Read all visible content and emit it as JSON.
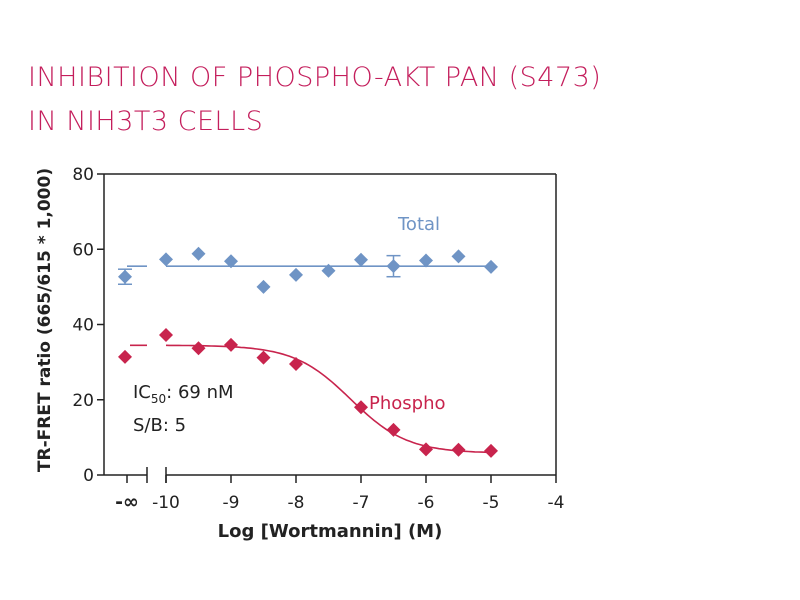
{
  "colors": {
    "title": "#c41e5c",
    "total": "#6f94c5",
    "phospho": "#c8244d",
    "axis": "#222222"
  },
  "chart_data": {
    "type": "scatter",
    "title_lines": [
      "INHIBITION OF PHOSPHO-AKT PAN (S473)",
      "IN NIH3T3 CELLS"
    ],
    "xlabel": "Log [Wortmannin] (M)",
    "ylabel": "TR-FRET ratio (665/615 * 1,000)",
    "xlim": [
      -10,
      -4
    ],
    "ylim": [
      0,
      80
    ],
    "x_ticks": [
      -10,
      -9,
      -8,
      -7,
      -6,
      -5,
      -4
    ],
    "x_tick_labels": [
      "-10",
      "-9",
      "-8",
      "-7",
      "-6",
      "-5",
      "-4"
    ],
    "neg_infinity_label": "-∞",
    "y_ticks": [
      0,
      20,
      40,
      60,
      80
    ],
    "y_tick_labels": [
      "0",
      "20",
      "40",
      "60",
      "80"
    ],
    "annotation": {
      "ic50_prefix": "IC",
      "ic50_sub": "50",
      "ic50_value": ": 69 nM",
      "sb": "S/B: 5"
    },
    "series": [
      {
        "name": "Total",
        "baseline_point": {
          "y": 52.7,
          "err": 2.0
        },
        "x": [
          -10,
          -9.5,
          -9,
          -8.5,
          -8,
          -7.5,
          -7,
          -6.5,
          -6,
          -5.5,
          -5
        ],
        "y": [
          57.3,
          58.8,
          56.8,
          50.0,
          53.2,
          54.3,
          57.2,
          55.5,
          57.0,
          58.1,
          55.3
        ],
        "err": [
          0,
          0,
          0,
          0,
          0,
          0,
          0,
          2.8,
          0,
          0,
          0
        ],
        "fit": {
          "kind": "flat",
          "y": 55.5
        }
      },
      {
        "name": "Phospho",
        "baseline_point": {
          "y": 31.4,
          "err": 0
        },
        "x": [
          -10,
          -9.5,
          -9,
          -8.5,
          -8,
          -7,
          -6.5,
          -6,
          -5.5,
          -5
        ],
        "y": [
          37.2,
          33.7,
          34.6,
          31.2,
          29.5,
          18.0,
          12.0,
          6.8,
          6.7,
          6.4
        ],
        "err": [
          0,
          0,
          0,
          0,
          0,
          0,
          0,
          0,
          0,
          0
        ],
        "fit": {
          "kind": "sigmoid",
          "top": 34.5,
          "bottom": 5.8,
          "logIC50": -7.16,
          "hill": 1.0
        }
      }
    ]
  }
}
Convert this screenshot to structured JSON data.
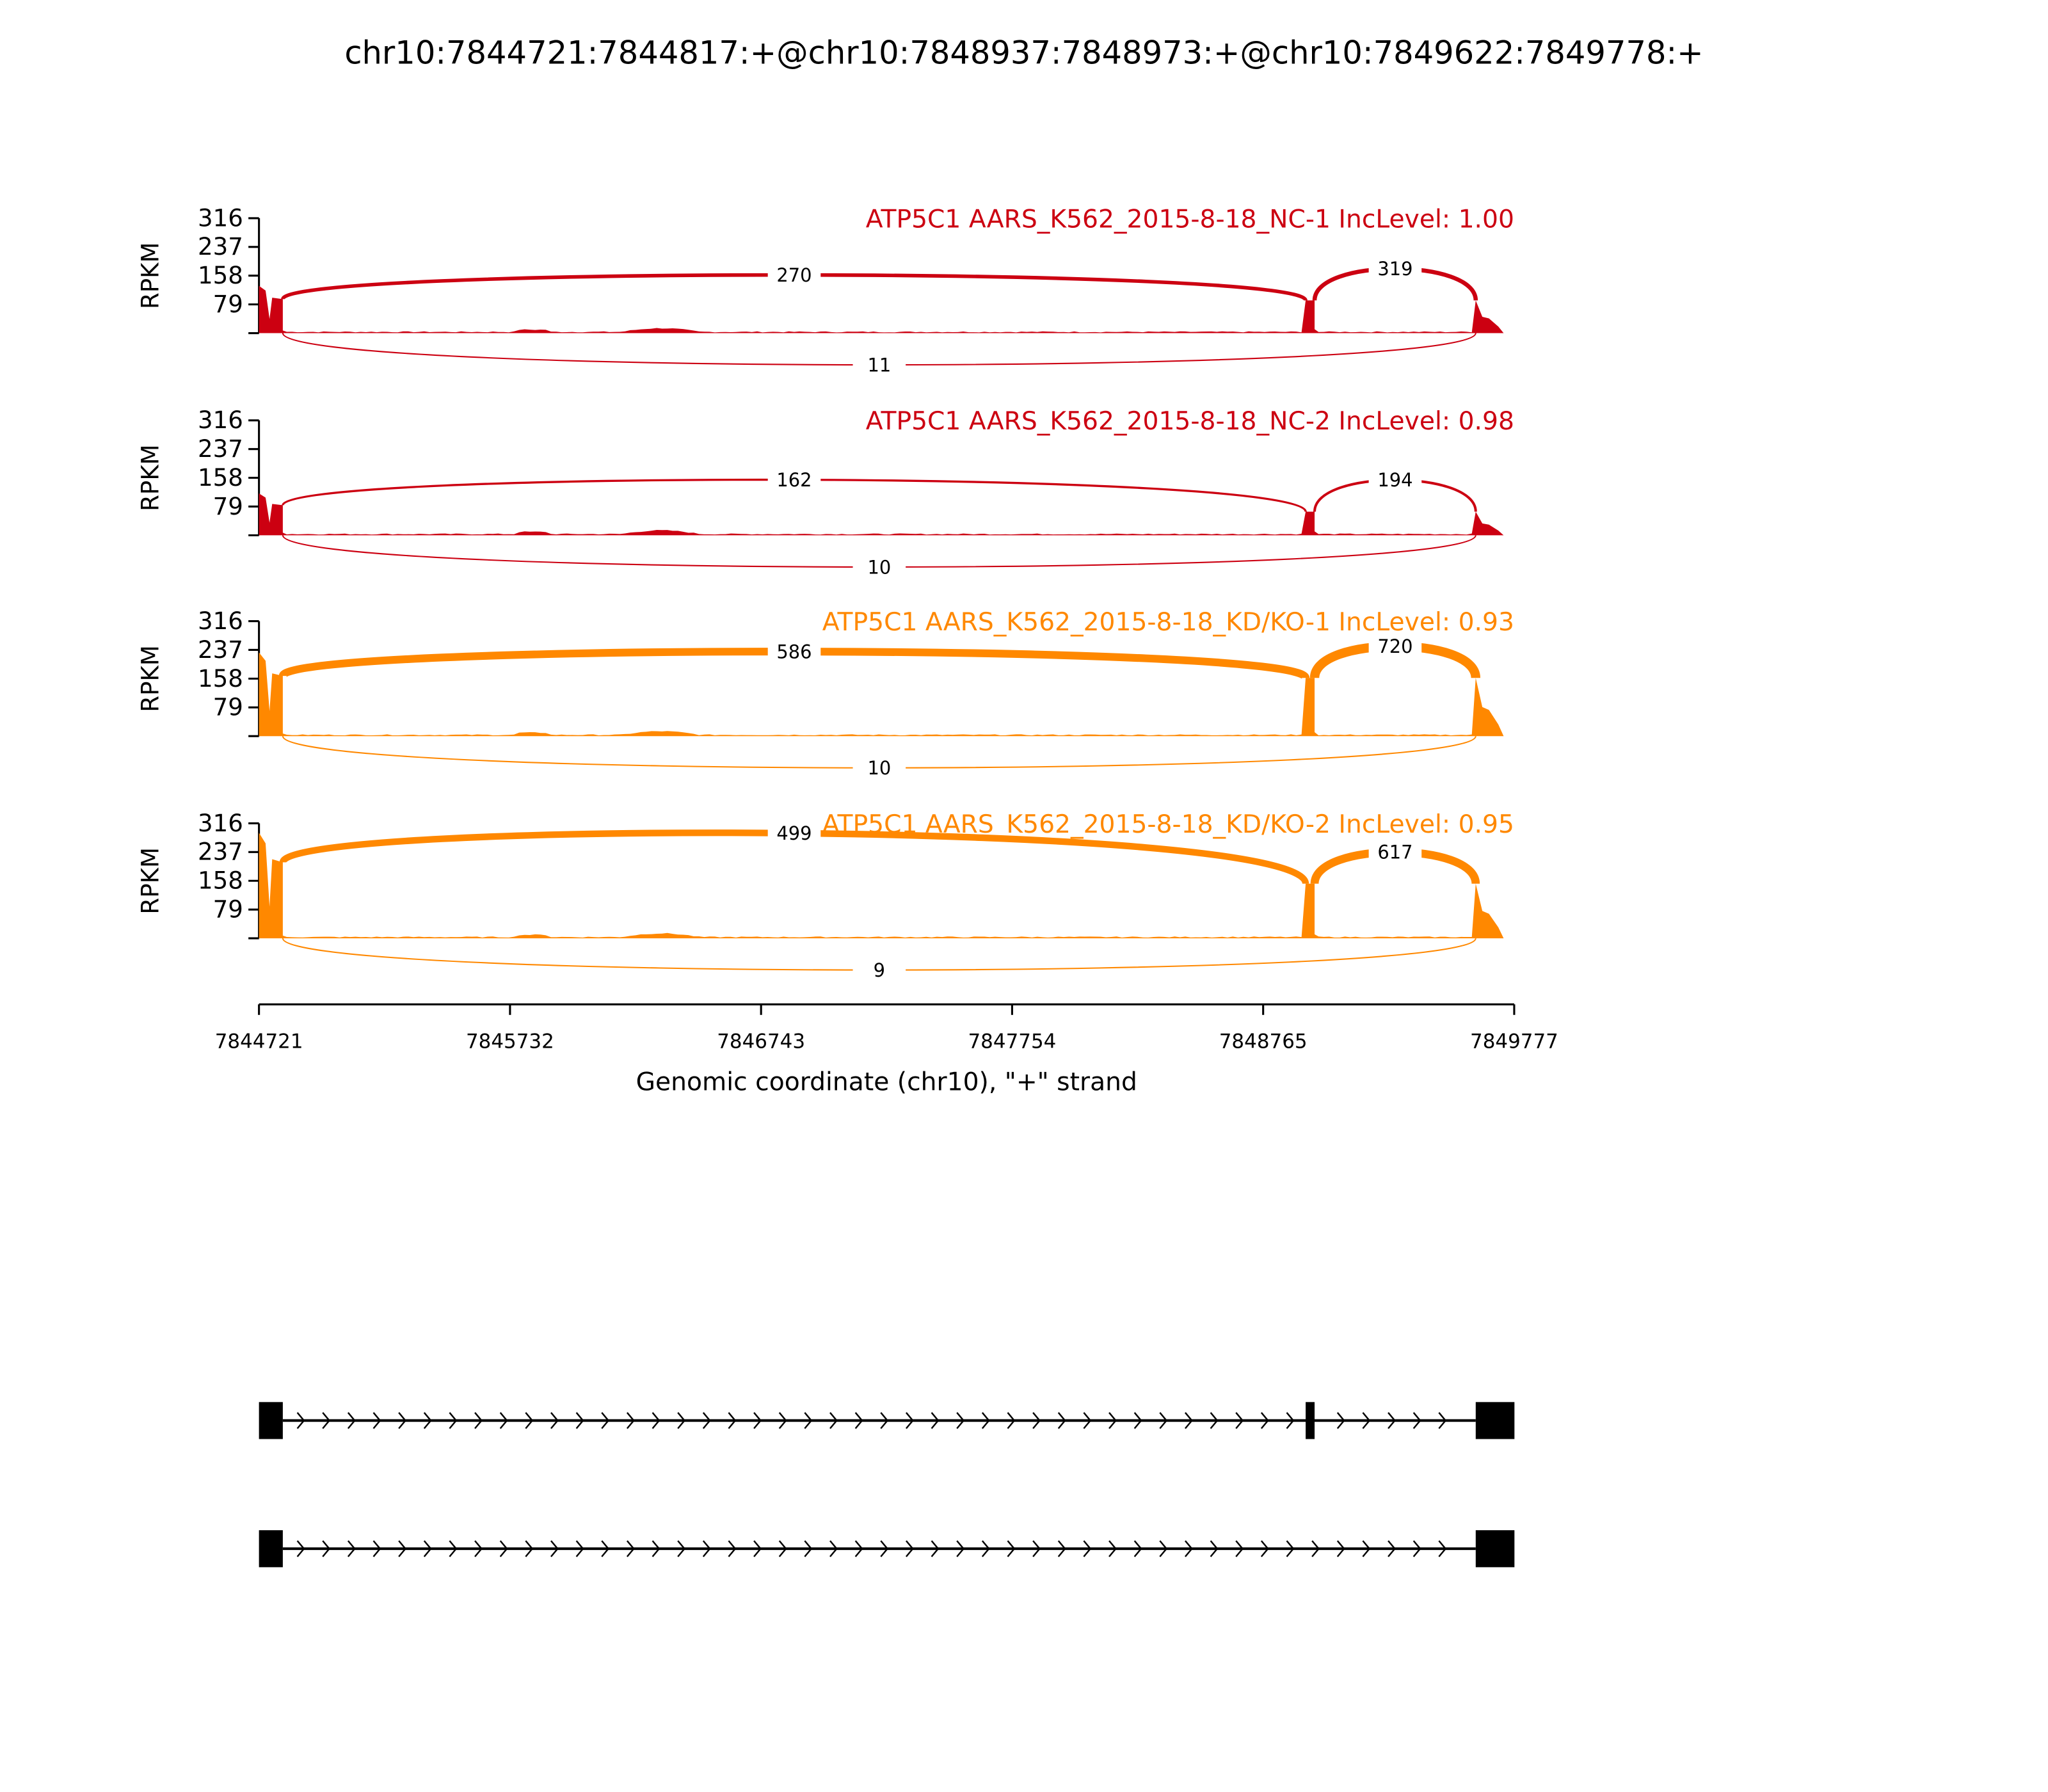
{
  "chart_data": {
    "type": "area",
    "title": "chr10:7844721:7844817:+@chr10:7848937:7848973:+@chr10:7849622:7849778:+",
    "xlabel": "Genomic coordinate (chr10), \"+\" strand",
    "ylabel": "RPKM",
    "xlim": [
      7844721,
      7849777
    ],
    "ylim": [
      0,
      316
    ],
    "x_ticks": [
      "7844721",
      "7845732",
      "7846743",
      "7847754",
      "7848765",
      "7849777"
    ],
    "y_ticks": [
      "316",
      "237",
      "158",
      "79"
    ],
    "exons": [
      [
        7844721,
        7844817
      ],
      [
        7848937,
        7848973
      ],
      [
        7849622,
        7849778
      ]
    ],
    "panels": [
      {
        "title": "ATP5C1 AARS_K562_2015-8-18_NC-1 IncLevel: 1.00",
        "color": "#cc0011",
        "exon_rpkm": [
          130,
          90,
          90
        ],
        "junctions": {
          "upstream": "270",
          "downstream": "319",
          "skip": "11"
        }
      },
      {
        "title": "ATP5C1 AARS_K562_2015-8-18_NC-2 IncLevel: 0.98",
        "color": "#cc0011",
        "exon_rpkm": [
          115,
          65,
          65
        ],
        "junctions": {
          "upstream": "162",
          "downstream": "194",
          "skip": "10"
        }
      },
      {
        "title": "ATP5C1 AARS_K562_2015-8-18_KD/KO-1 IncLevel: 0.93",
        "color": "#ff8800",
        "exon_rpkm": [
          230,
          160,
          160
        ],
        "junctions": {
          "upstream": "586",
          "downstream": "720",
          "skip": "10"
        }
      },
      {
        "title": "ATP5C1 AARS_K562_2015-8-18_KD/KO-2 IncLevel: 0.95",
        "color": "#ff8800",
        "exon_rpkm": [
          290,
          150,
          150
        ],
        "junctions": {
          "upstream": "499",
          "downstream": "617",
          "skip": "9"
        }
      }
    ],
    "isoforms": [
      {
        "exons": [
          [
            7844721,
            7844817
          ],
          [
            7848937,
            7848973
          ],
          [
            7849622,
            7849778
          ]
        ]
      },
      {
        "exons": [
          [
            7844721,
            7844817
          ],
          [
            7849622,
            7849778
          ]
        ]
      }
    ]
  }
}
☆ ☆ ☆ ☆
Instructions to follow
Where does "downstream" occur in the data? Copy each line that has it.

Result
          "downstream": "319",
          "downstream": "194",
          "downstream": "720",
          "downstream": "617",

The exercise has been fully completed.